■ Your goal ■
Please format the items below as a JSON list of strings, with one string for each line and any blank lines left out.

[Bounding box entries]
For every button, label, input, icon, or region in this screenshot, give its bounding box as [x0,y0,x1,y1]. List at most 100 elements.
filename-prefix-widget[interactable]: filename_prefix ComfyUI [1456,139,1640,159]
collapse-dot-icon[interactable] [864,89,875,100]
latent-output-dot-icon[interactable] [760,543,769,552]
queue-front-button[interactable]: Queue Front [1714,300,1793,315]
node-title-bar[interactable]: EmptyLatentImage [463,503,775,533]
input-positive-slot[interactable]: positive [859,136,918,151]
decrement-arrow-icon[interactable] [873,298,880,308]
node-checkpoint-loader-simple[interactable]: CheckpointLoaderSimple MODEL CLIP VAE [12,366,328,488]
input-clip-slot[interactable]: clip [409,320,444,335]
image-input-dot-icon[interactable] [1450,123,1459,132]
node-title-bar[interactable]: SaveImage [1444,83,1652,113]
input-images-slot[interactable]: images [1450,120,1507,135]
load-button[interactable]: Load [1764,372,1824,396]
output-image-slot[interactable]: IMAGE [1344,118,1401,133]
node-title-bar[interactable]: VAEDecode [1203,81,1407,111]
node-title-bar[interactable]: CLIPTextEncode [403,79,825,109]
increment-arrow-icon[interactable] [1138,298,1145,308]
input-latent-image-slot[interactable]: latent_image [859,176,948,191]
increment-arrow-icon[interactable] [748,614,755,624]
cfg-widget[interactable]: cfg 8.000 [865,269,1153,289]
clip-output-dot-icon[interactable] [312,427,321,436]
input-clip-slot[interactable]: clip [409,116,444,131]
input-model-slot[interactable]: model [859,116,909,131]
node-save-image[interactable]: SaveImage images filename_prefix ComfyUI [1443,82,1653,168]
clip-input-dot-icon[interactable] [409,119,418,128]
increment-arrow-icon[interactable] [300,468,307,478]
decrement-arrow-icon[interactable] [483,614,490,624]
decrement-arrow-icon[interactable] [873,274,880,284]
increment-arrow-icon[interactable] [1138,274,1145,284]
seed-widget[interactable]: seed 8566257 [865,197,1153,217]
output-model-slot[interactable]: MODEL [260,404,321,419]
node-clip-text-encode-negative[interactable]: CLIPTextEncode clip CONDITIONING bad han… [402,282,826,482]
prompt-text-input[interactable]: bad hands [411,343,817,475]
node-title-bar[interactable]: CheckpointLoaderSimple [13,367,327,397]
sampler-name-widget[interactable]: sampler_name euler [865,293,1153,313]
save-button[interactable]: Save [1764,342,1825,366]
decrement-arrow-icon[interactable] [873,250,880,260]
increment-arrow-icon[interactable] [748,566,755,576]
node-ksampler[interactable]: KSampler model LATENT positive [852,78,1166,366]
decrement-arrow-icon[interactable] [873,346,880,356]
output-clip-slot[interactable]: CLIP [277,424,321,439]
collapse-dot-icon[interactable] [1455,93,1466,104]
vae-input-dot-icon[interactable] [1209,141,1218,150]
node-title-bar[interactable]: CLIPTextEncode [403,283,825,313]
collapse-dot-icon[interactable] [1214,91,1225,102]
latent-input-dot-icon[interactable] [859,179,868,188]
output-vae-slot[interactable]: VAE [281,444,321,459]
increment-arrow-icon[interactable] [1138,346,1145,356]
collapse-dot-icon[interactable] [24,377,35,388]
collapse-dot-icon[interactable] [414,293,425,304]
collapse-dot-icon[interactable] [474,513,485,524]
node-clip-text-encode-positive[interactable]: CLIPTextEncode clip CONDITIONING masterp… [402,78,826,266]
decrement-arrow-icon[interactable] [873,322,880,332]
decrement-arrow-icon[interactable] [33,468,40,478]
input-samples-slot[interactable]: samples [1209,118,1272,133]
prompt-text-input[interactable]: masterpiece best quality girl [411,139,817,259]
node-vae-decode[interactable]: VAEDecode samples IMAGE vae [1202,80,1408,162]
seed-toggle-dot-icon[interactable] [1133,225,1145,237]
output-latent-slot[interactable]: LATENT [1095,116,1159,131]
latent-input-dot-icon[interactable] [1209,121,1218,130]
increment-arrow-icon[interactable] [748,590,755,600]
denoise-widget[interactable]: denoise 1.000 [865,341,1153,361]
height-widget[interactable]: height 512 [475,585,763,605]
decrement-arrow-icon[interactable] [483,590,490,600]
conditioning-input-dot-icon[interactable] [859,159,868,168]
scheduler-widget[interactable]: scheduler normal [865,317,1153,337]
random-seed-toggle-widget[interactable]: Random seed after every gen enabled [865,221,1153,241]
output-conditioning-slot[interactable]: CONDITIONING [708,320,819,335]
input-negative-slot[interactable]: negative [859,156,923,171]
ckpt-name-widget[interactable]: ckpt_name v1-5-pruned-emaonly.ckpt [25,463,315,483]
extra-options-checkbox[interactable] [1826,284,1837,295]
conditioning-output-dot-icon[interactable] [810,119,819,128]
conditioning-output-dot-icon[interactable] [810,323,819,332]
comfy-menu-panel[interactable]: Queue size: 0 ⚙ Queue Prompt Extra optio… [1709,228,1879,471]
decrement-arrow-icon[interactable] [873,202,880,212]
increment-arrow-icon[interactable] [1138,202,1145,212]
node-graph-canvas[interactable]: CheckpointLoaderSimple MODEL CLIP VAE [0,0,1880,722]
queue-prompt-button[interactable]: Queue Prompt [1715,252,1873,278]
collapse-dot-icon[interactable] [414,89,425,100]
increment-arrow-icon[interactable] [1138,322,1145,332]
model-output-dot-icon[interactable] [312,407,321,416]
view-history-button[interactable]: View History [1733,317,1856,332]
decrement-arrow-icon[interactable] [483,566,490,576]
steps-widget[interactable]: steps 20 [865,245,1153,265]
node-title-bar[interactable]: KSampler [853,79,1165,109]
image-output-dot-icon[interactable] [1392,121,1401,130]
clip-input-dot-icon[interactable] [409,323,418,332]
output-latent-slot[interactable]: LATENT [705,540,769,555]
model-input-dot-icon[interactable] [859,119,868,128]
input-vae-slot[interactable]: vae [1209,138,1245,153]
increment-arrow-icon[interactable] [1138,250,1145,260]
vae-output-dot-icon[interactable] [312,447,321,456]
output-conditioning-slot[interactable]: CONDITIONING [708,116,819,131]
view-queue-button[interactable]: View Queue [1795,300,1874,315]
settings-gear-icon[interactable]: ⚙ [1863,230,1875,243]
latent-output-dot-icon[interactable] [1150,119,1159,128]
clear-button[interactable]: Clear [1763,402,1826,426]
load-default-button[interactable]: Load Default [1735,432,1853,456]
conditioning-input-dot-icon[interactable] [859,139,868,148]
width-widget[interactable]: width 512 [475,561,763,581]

■ Solution for this task ■
[
  "For every button, label, input, icon, or region in this screenshot, give its bounding box as [x0,y0,x1,y1]. List at most 100 elements.",
  "filename-prefix-widget[interactable]: filename_prefix ComfyUI [1456,139,1640,159]",
  "collapse-dot-icon[interactable] [864,89,875,100]",
  "latent-output-dot-icon[interactable] [760,543,769,552]",
  "queue-front-button[interactable]: Queue Front [1714,300,1793,315]",
  "node-title-bar[interactable]: EmptyLatentImage [463,503,775,533]",
  "input-positive-slot[interactable]: positive [859,136,918,151]",
  "decrement-arrow-icon[interactable] [873,298,880,308]",
  "node-checkpoint-loader-simple[interactable]: CheckpointLoaderSimple MODEL CLIP VAE [12,366,328,488]",
  "input-clip-slot[interactable]: clip [409,320,444,335]",
  "image-input-dot-icon[interactable] [1450,123,1459,132]",
  "node-title-bar[interactable]: SaveImage [1444,83,1652,113]",
  "input-images-slot[interactable]: images [1450,120,1507,135]",
  "load-button[interactable]: Load [1764,372,1824,396]",
  "output-image-slot[interactable]: IMAGE [1344,118,1401,133]",
  "node-title-bar[interactable]: VAEDecode [1203,81,1407,111]",
  "node-title-bar[interactable]: CLIPTextEncode [403,79,825,109]",
  "increment-arrow-icon[interactable] [1138,298,1145,308]",
  "input-latent-image-slot[interactable]: latent_image [859,176,948,191]",
  "increment-arrow-icon[interactable] [748,614,755,624]",
  "cfg-widget[interactable]: cfg 8.000 [865,269,1153,289]",
  "clip-output-dot-icon[interactable] [312,427,321,436]",
  "input-clip-slot[interactable]: clip [409,116,444,131]",
  "input-model-slot[interactable]: model [859,116,909,131]",
  "node-save-image[interactable]: SaveImage images filename_prefix ComfyUI [1443,82,1653,168]",
  "clip-input-dot-icon[interactable] [409,119,418,128]",
  "increment-arrow-icon[interactable] [300,468,307,478]",
  "decrement-arrow-icon[interactable] [483,614,490,624]",
  "decrement-arrow-icon[interactable] [873,274,880,284]",
  "increment-arrow-icon[interactable] [1138,274,1145,284]",
  "seed-widget[interactable]: seed 8566257 [865,197,1153,217]",
  "output-model-slot[interactable]: MODEL [260,404,321,419]",
  "node-clip-text-encode-negative[interactable]: CLIPTextEncode clip CONDITIONING bad han… [402,282,826,482]",
  "prompt-text-input[interactable]: bad hands [411,343,817,475]",
  "node-title-bar[interactable]: CheckpointLoaderSimple [13,367,327,397]",
  "sampler-name-widget[interactable]: sampler_name euler [865,293,1153,313]",
  "save-button[interactable]: Save [1764,342,1825,366]",
  "decrement-arrow-icon[interactable] [873,250,880,260]",
  "increment-arrow-icon[interactable] [748,566,755,576]",
  "node-ksampler[interactable]: KSampler model LATENT positive [852,78,1166,366]",
  "decrement-arrow-icon[interactable] [873,346,880,356]",
  "output-clip-slot[interactable]: CLIP [277,424,321,439]",
  "collapse-dot-icon[interactable] [1455,93,1466,104]",
  "vae-input-dot-icon[interactable] [1209,141,1218,150]",
  "node-title-bar[interactable]: CLIPTextEncode [403,283,825,313]",
  "collapse-dot-icon[interactable] [1214,91,1225,102]",
  "latent-input-dot-icon[interactable] [859,179,868,188]",
  "output-vae-slot[interactable]: VAE [281,444,321,459]",
  "increment-arrow-icon[interactable] [1138,346,1145,356]",
  "collapse-dot-icon[interactable] [24,377,35,388]",
  "collapse-dot-icon[interactable] [414,293,425,304]",
  "collapse-dot-icon[interactable] [474,513,485,524]",
  "node-clip-text-encode-positive[interactable]: CLIPTextEncode clip CONDITIONING masterp… [402,78,826,266]",
  "decrement-arrow-icon[interactable] [873,322,880,332]",
  "decrement-arrow-icon[interactable] [33,468,40,478]",
  "input-samples-slot[interactable]: samples [1209,118,1272,133]",
  "prompt-text-input[interactable]: masterpiece best quality girl [411,139,817,259]",
  "node-vae-decode[interactable]: VAEDecode samples IMAGE vae [1202,80,1408,162]",
  "seed-toggle-dot-icon[interactable] [1133,225,1145,237]",
  "output-latent-slot[interactable]: LATENT [1095,116,1159,131]",
  "latent-input-dot-icon[interactable] [1209,121,1218,130]",
  "increment-arrow-icon[interactable] [748,590,755,600]",
  "denoise-widget[interactable]: denoise 1.000 [865,341,1153,361]",
  "height-widget[interactable]: height 512 [475,585,763,605]",
  "decrement-arrow-icon[interactable] [483,590,490,600]",
  "conditioning-input-dot-icon[interactable] [859,159,868,168]",
  "scheduler-widget[interactable]: scheduler normal [865,317,1153,337]",
  "random-seed-toggle-widget[interactable]: Random seed after every gen enabled [865,221,1153,241]",
  "output-conditioning-slot[interactable]: CONDITIONING [708,320,819,335]",
  "input-negative-slot[interactable]: negative [859,156,923,171]",
  "ckpt-name-widget[interactable]: ckpt_name v1-5-pruned-emaonly.ckpt [25,463,315,483]",
  "extra-options-checkbox[interactable] [1826,284,1837,295]",
  "conditioning-output-dot-icon[interactable] [810,119,819,128]",
  "conditioning-output-dot-icon[interactable] [810,323,819,332]",
  "comfy-menu-panel[interactable]: Queue size: 0 ⚙ Queue Prompt Extra optio… [1709,228,1879,471]",
  "decrement-arrow-icon[interactable] [873,202,880,212]",
  "increment-arrow-icon[interactable] [1138,202,1145,212]",
  "node-graph-canvas[interactable]: CheckpointLoaderSimple MODEL CLIP VAE [0,0,1880,722]",
  "queue-prompt-button[interactable]: Queue Prompt [1715,252,1873,278]",
  "collapse-dot-icon[interactable] [414,89,425,100]",
  "increment-arrow-icon[interactable] [1138,322,1145,332]",
  "model-output-dot-icon[interactable] [312,407,321,416]",
  "view-history-button[interactable]: View History [1733,317,1856,332]",
  "decrement-arrow-icon[interactable] [483,566,490,576]",
  "steps-widget[interactable]: steps 20 [865,245,1153,265]",
  "node-title-bar[interactable]: KSampler [853,79,1165,109]",
  "image-output-dot-icon[interactable] [1392,121,1401,130]",
  "clip-input-dot-icon[interactable] [409,323,418,332]",
  "output-latent-slot[interactable]: LATENT [705,540,769,555]",
  "model-input-dot-icon[interactable] [859,119,868,128]",
  "input-vae-slot[interactable]: vae [1209,138,1245,153]",
  "increment-arrow-icon[interactable] [1138,250,1145,260]",
  "vae-output-dot-icon[interactable] [312,447,321,456]",
  "output-conditioning-slot[interactable]: CONDITIONING [708,116,819,131]",
  "view-queue-button[interactable]: View Queue [1795,300,1874,315]",
  "settings-gear-icon[interactable]: ⚙ [1863,230,1875,243]",
  "latent-output-dot-icon[interactable] [1150,119,1159,128]",
  "clear-button[interactable]: Clear [1763,402,1826,426]",
  "load-default-button[interactable]: Load Default [1735,432,1853,456]",
  "conditioning-input-dot-icon[interactable] [859,139,868,148]",
  "width-widget[interactable]: width 512 [475,561,763,581]"
]